* [Required work]
Transcribe the entries that follow, word for word.

* [Material provided]

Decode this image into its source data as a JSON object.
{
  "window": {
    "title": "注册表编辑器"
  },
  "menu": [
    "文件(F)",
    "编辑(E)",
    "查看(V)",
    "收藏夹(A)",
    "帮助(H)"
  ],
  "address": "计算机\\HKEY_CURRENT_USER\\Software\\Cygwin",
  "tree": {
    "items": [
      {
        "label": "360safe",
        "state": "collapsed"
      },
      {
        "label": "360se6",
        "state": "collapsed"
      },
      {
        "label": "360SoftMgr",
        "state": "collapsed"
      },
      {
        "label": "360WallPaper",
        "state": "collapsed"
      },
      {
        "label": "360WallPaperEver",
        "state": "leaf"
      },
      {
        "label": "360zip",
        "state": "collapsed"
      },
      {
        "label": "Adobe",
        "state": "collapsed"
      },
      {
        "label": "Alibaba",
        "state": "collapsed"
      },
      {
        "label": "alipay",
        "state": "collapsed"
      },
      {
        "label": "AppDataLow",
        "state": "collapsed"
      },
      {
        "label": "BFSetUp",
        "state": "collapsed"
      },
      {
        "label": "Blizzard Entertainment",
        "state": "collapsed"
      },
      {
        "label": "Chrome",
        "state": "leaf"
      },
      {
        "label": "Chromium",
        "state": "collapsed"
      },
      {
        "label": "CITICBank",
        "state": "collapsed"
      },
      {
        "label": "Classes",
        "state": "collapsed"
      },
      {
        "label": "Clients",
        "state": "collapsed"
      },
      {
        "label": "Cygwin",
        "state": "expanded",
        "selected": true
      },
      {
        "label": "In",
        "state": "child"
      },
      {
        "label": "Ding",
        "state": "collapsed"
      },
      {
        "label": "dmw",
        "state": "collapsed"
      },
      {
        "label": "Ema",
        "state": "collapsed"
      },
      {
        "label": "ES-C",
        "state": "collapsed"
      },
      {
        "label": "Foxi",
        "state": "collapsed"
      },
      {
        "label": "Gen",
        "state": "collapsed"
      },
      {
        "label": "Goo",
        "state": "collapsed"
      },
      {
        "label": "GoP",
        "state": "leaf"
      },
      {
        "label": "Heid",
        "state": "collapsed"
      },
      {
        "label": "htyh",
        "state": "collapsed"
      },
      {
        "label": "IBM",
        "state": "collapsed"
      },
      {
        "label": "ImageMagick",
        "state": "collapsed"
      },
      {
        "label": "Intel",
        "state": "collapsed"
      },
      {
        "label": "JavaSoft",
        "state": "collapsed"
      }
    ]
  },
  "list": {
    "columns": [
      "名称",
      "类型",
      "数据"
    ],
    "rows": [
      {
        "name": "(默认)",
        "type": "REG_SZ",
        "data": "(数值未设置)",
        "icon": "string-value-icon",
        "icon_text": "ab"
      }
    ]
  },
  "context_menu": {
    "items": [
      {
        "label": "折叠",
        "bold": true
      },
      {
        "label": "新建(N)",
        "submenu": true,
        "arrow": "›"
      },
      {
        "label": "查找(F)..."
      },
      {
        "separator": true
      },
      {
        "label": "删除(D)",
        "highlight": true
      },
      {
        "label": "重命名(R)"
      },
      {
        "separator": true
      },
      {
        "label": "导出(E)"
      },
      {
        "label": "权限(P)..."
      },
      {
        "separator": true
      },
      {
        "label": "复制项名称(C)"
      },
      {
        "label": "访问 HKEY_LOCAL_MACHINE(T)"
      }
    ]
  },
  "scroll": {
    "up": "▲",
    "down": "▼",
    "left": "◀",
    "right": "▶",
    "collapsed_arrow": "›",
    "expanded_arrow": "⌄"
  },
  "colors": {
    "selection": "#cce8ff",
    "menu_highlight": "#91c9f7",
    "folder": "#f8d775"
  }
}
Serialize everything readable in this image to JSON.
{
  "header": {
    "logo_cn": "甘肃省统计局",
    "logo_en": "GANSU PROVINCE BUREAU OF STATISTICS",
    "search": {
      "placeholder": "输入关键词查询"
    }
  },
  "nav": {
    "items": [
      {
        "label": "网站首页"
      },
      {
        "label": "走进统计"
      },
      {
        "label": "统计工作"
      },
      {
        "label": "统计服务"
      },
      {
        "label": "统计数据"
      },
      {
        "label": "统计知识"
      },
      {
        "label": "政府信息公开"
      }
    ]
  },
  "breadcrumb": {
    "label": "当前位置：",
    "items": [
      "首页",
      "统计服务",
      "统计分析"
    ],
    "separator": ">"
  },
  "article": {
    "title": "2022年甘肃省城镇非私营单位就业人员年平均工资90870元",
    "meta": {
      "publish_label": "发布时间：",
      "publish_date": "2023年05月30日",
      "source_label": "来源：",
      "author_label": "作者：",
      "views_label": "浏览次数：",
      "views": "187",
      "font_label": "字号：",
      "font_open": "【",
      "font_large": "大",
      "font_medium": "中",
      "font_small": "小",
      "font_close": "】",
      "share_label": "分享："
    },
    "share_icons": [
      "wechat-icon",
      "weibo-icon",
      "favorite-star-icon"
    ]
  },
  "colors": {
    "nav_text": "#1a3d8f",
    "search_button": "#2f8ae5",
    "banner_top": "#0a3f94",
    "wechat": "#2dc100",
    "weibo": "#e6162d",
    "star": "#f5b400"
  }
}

* [Answer]
Decode this image into its source data as a JSON object.
{
  "window": {
    "title": "注册表编辑器"
  },
  "menu": [
    "文件(F)",
    "编辑(E)",
    "查看(V)",
    "收藏夹(A)",
    "帮助(H)"
  ],
  "address": "计算机\\HKEY_CURRENT_USER\\Software\\Cygwin",
  "tree": {
    "items": [
      {
        "label": "360safe",
        "state": "collapsed"
      },
      {
        "label": "360se6",
        "state": "collapsed"
      },
      {
        "label": "360SoftMgr",
        "state": "collapsed"
      },
      {
        "label": "360WallPaper",
        "state": "collapsed"
      },
      {
        "label": "360WallPaperEver",
        "state": "leaf"
      },
      {
        "label": "360zip",
        "state": "collapsed"
      },
      {
        "label": "Adobe",
        "state": "collapsed"
      },
      {
        "label": "Alibaba",
        "state": "collapsed"
      },
      {
        "label": "alipay",
        "state": "collapsed"
      },
      {
        "label": "AppDataLow",
        "state": "collapsed"
      },
      {
        "label": "BFSetUp",
        "state": "collapsed"
      },
      {
        "label": "Blizzard Entertainment",
        "state": "collapsed"
      },
      {
        "label": "Chrome",
        "state": "leaf"
      },
      {
        "label": "Chromium",
        "state": "collapsed"
      },
      {
        "label": "CITICBank",
        "state": "collapsed"
      },
      {
        "label": "Classes",
        "state": "collapsed"
      },
      {
        "label": "Clients",
        "state": "collapsed"
      },
      {
        "label": "Cygwin",
        "state": "expanded",
        "selected": true
      },
      {
        "label": "In",
        "state": "child"
      },
      {
        "label": "Ding",
        "state": "collapsed"
      },
      {
        "label": "dmw",
        "state": "collapsed"
      },
      {
        "label": "Ema",
        "state": "collapsed"
      },
      {
        "label": "ES-C",
        "state": "collapsed"
      },
      {
        "label": "Foxi",
        "state": "collapsed"
      },
      {
        "label": "Gen",
        "state": "collapsed"
      },
      {
        "label": "Goo",
        "state": "collapsed"
      },
      {
        "label": "GoP",
        "state": "leaf"
      },
      {
        "label": "Heid",
        "state": "collapsed"
      },
      {
        "label": "htyh",
        "state": "collapsed"
      },
      {
        "label": "IBM",
        "state": "collapsed"
      },
      {
        "label": "ImageMagick",
        "state": "collapsed"
      },
      {
        "label": "Intel",
        "state": "collapsed"
      },
      {
        "label": "JavaSoft",
        "state": "collapsed"
      }
    ]
  },
  "list": {
    "columns": [
      "名称",
      "类型",
      "数据"
    ],
    "rows": [
      {
        "name": "(默认)",
        "type": "REG_SZ",
        "data": "(数值未设置)",
        "icon": "string-value-icon",
        "icon_text": "ab"
      }
    ]
  },
  "context_menu": {
    "items": [
      {
        "label": "折叠",
        "bold": true
      },
      {
        "label": "新建(N)",
        "submenu": true,
        "arrow": "›"
      },
      {
        "label": "查找(F)..."
      },
      {
        "separator": true
      },
      {
        "label": "删除(D)",
        "highlight": true
      },
      {
        "label": "重命名(R)"
      },
      {
        "separator": true
      },
      {
        "label": "导出(E)"
      },
      {
        "label": "权限(P)..."
      },
      {
        "separator": true
      },
      {
        "label": "复制项名称(C)"
      },
      {
        "label": "访问 HKEY_LOCAL_MACHINE(T)"
      }
    ]
  },
  "scroll": {
    "up": "▲",
    "down": "▼",
    "left": "◀",
    "right": "▶",
    "collapsed_arrow": "›",
    "expanded_arrow": "⌄"
  },
  "colors": {
    "selection": "#cce8ff",
    "menu_highlight": "#91c9f7",
    "folder": "#f8d775"
  }
}
Serialize everything readable in this image to JSON.
{
  "header": {
    "logo_cn": "甘肃省统计局",
    "logo_en": "GANSU PROVINCE BUREAU OF STATISTICS",
    "search": {
      "placeholder": "输入关键词查询"
    }
  },
  "nav": {
    "items": [
      {
        "label": "网站首页"
      },
      {
        "label": "走进统计"
      },
      {
        "label": "统计工作"
      },
      {
        "label": "统计服务"
      },
      {
        "label": "统计数据"
      },
      {
        "label": "统计知识"
      },
      {
        "label": "政府信息公开"
      }
    ]
  },
  "breadcrumb": {
    "label": "当前位置：",
    "items": [
      "首页",
      "统计服务",
      "统计分析"
    ],
    "separator": ">"
  },
  "article": {
    "title": "2022年甘肃省城镇非私营单位就业人员年平均工资90870元",
    "meta": {
      "publish_label": "发布时间：",
      "publish_date": "2023年05月30日",
      "source_label": "来源：",
      "author_label": "作者：",
      "views_label": "浏览次数：",
      "views": "187",
      "font_label": "字号：",
      "font_open": "【",
      "font_large": "大",
      "font_medium": "中",
      "font_small": "小",
      "font_close": "】",
      "share_label": "分享："
    },
    "share_icons": [
      "wechat-icon",
      "weibo-icon",
      "favorite-star-icon"
    ]
  },
  "colors": {
    "nav_text": "#1a3d8f",
    "search_button": "#2f8ae5",
    "banner_top": "#0a3f94",
    "wechat": "#2dc100",
    "weibo": "#e6162d",
    "star": "#f5b400"
  }
}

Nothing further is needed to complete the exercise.